### Problem to solve
Return the complete listing that follows, with each line reproduced exactly.

START

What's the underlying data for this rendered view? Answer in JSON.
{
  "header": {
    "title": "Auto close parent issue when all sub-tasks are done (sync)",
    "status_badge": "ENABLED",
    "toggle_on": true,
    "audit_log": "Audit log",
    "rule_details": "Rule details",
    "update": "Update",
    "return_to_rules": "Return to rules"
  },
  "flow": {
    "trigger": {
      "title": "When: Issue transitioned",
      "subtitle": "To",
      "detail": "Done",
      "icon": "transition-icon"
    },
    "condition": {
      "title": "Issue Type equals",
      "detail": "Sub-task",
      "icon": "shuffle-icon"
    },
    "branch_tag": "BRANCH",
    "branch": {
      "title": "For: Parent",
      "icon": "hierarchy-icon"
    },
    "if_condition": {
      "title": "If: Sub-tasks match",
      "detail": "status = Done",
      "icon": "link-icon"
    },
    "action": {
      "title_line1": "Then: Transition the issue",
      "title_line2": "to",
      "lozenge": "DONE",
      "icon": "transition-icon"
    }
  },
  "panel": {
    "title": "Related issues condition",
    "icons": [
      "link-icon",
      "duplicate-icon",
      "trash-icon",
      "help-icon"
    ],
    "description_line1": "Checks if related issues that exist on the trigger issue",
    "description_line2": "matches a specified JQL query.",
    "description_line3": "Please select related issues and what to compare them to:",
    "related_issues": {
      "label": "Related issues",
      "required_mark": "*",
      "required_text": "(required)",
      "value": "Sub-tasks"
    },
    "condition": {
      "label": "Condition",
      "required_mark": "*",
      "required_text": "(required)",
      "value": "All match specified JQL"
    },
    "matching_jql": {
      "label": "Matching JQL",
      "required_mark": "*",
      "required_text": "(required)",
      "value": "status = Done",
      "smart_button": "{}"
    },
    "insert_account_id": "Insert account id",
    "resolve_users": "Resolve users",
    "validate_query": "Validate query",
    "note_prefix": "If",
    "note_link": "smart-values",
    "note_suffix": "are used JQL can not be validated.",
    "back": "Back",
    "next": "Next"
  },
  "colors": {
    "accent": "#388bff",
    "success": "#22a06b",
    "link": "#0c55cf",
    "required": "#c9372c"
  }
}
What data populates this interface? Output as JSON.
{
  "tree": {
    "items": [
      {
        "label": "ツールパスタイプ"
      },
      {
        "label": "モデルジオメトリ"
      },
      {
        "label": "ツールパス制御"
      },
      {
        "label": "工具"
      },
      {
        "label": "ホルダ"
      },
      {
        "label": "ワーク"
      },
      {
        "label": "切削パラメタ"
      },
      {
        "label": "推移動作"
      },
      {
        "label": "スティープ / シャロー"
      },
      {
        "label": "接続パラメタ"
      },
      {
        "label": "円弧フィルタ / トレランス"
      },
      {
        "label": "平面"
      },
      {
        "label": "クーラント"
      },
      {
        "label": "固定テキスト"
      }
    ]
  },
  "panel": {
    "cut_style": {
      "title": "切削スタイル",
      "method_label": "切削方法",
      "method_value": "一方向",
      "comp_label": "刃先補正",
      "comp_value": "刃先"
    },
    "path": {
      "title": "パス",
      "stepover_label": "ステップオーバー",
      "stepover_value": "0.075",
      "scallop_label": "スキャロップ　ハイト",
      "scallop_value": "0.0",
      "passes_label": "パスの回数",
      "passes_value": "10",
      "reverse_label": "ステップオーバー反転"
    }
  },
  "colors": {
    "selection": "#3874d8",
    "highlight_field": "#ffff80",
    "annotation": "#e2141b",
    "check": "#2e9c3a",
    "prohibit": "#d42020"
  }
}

END

### Exercise answer
What's the underlying data for this rendered view? Answer in JSON.
{
  "header": {
    "title": "Auto close parent issue when all sub-tasks are done (sync)",
    "status_badge": "ENABLED",
    "toggle_on": true,
    "audit_log": "Audit log",
    "rule_details": "Rule details",
    "update": "Update",
    "return_to_rules": "Return to rules"
  },
  "flow": {
    "trigger": {
      "title": "When: Issue transitioned",
      "subtitle": "To",
      "detail": "Done",
      "icon": "transition-icon"
    },
    "condition": {
      "title": "Issue Type equals",
      "detail": "Sub-task",
      "icon": "shuffle-icon"
    },
    "branch_tag": "BRANCH",
    "branch": {
      "title": "For: Parent",
      "icon": "hierarchy-icon"
    },
    "if_condition": {
      "title": "If: Sub-tasks match",
      "detail": "status = Done",
      "icon": "link-icon"
    },
    "action": {
      "title_line1": "Then: Transition the issue",
      "title_line2": "to",
      "lozenge": "DONE",
      "icon": "transition-icon"
    }
  },
  "panel": {
    "title": "Related issues condition",
    "icons": [
      "link-icon",
      "duplicate-icon",
      "trash-icon",
      "help-icon"
    ],
    "description_line1": "Checks if related issues that exist on the trigger issue",
    "description_line2": "matches a specified JQL query.",
    "description_line3": "Please select related issues and what to compare them to:",
    "related_issues": {
      "label": "Related issues",
      "required_mark": "*",
      "required_text": "(required)",
      "value": "Sub-tasks"
    },
    "condition": {
      "label": "Condition",
      "required_mark": "*",
      "required_text": "(required)",
      "value": "All match specified JQL"
    },
    "matching_jql": {
      "label": "Matching JQL",
      "required_mark": "*",
      "required_text": "(required)",
      "value": "status = Done",
      "smart_button": "{}"
    },
    "insert_account_id": "Insert account id",
    "resolve_users": "Resolve users",
    "validate_query": "Validate query",
    "note_prefix": "If",
    "note_link": "smart-values",
    "note_suffix": "are used JQL can not be validated.",
    "back": "Back",
    "next": "Next"
  },
  "colors": {
    "accent": "#388bff",
    "success": "#22a06b",
    "link": "#0c55cf",
    "required": "#c9372c"
  }
}
What data populates this interface? Output as JSON.
{
  "tree": {
    "items": [
      {
        "label": "ツールパスタイプ"
      },
      {
        "label": "モデルジオメトリ"
      },
      {
        "label": "ツールパス制御"
      },
      {
        "label": "工具"
      },
      {
        "label": "ホルダ"
      },
      {
        "label": "ワーク"
      },
      {
        "label": "切削パラメタ"
      },
      {
        "label": "推移動作"
      },
      {
        "label": "スティープ / シャロー"
      },
      {
        "label": "接続パラメタ"
      },
      {
        "label": "円弧フィルタ / トレランス"
      },
      {
        "label": "平面"
      },
      {
        "label": "クーラント"
      },
      {
        "label": "固定テキスト"
      }
    ]
  },
  "panel": {
    "cut_style": {
      "title": "切削スタイル",
      "method_label": "切削方法",
      "method_value": "一方向",
      "comp_label": "刃先補正",
      "comp_value": "刃先"
    },
    "path": {
      "title": "パス",
      "stepover_label": "ステップオーバー",
      "stepover_value": "0.075",
      "scallop_label": "スキャロップ　ハイト",
      "scallop_value": "0.0",
      "passes_label": "パスの回数",
      "passes_value": "10",
      "reverse_label": "ステップオーバー反転"
    }
  },
  "colors": {
    "selection": "#3874d8",
    "highlight_field": "#ffff80",
    "annotation": "#e2141b",
    "check": "#2e9c3a",
    "prohibit": "#d42020"
  }
}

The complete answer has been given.